* _Objective_: In the listing that follows, count the lines holding the word "Rigor" and report only that number.

* _Source material_:
.....

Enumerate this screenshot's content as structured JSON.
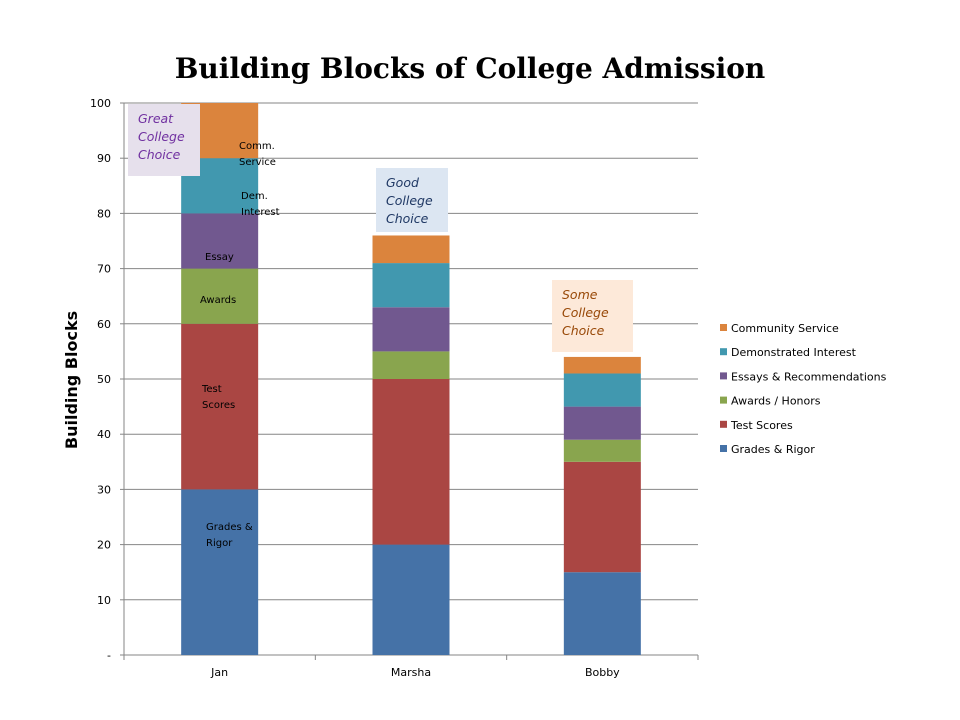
{
  "chart_data": {
    "type": "bar",
    "stacked": true,
    "title": "Building Blocks of College Admission",
    "xlabel": "",
    "ylabel": "Building Blocks",
    "ylim": [
      0,
      100
    ],
    "yticks": [
      0,
      10,
      20,
      30,
      40,
      50,
      60,
      70,
      80,
      90,
      100
    ],
    "ytick_labels": [
      "-",
      "10",
      "20",
      "30",
      "40",
      "50",
      "60",
      "70",
      "80",
      "90",
      "100"
    ],
    "grid": true,
    "legend_position": "right",
    "categories": [
      "Jan",
      "Marsha",
      "Bobby"
    ],
    "series": [
      {
        "name": "Grades & Rigor",
        "color": "#4572A7",
        "values": [
          30,
          20,
          15
        ]
      },
      {
        "name": "Test Scores",
        "color": "#AA4643",
        "values": [
          30,
          30,
          20
        ]
      },
      {
        "name": "Awards / Honors",
        "color": "#89A54E",
        "values": [
          10,
          5,
          4
        ]
      },
      {
        "name": "Essays & Recommendations",
        "color": "#71588F",
        "values": [
          10,
          8,
          6
        ]
      },
      {
        "name": "Demonstrated Interest",
        "color": "#4198AF",
        "values": [
          10,
          8,
          6
        ]
      },
      {
        "name": "Community Service",
        "color": "#DB843D",
        "values": [
          10,
          5,
          3
        ]
      }
    ],
    "segment_labels": [
      {
        "text": "Grades & Rigor",
        "lines": [
          "Grades &",
          "Rigor"
        ]
      },
      {
        "text": "Test Scores",
        "lines": [
          "Test",
          "Scores"
        ]
      },
      {
        "text": "Awards",
        "lines": [
          "Awards"
        ]
      },
      {
        "text": "Essay",
        "lines": [
          "Essay"
        ]
      },
      {
        "text": "Dem. Interest",
        "lines": [
          "Dem.",
          "Interest"
        ]
      },
      {
        "text": "Comm. Service",
        "lines": [
          "Comm.",
          "Service"
        ]
      }
    ],
    "annotations": [
      {
        "text": "Great College Choice",
        "lines": [
          "Great",
          "College",
          "Choice"
        ],
        "bg": "#E6E0EC",
        "color": "#7030A0"
      },
      {
        "text": "Good College Choice",
        "lines": [
          "Good",
          "College",
          "Choice"
        ],
        "bg": "#DCE6F2",
        "color": "#1F3864"
      },
      {
        "text": "Some College Choice",
        "lines": [
          "Some",
          "College",
          "Choice"
        ],
        "bg": "#FDE9D9",
        "color": "#984807"
      }
    ]
  }
}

.....

* _Output for this task_: 3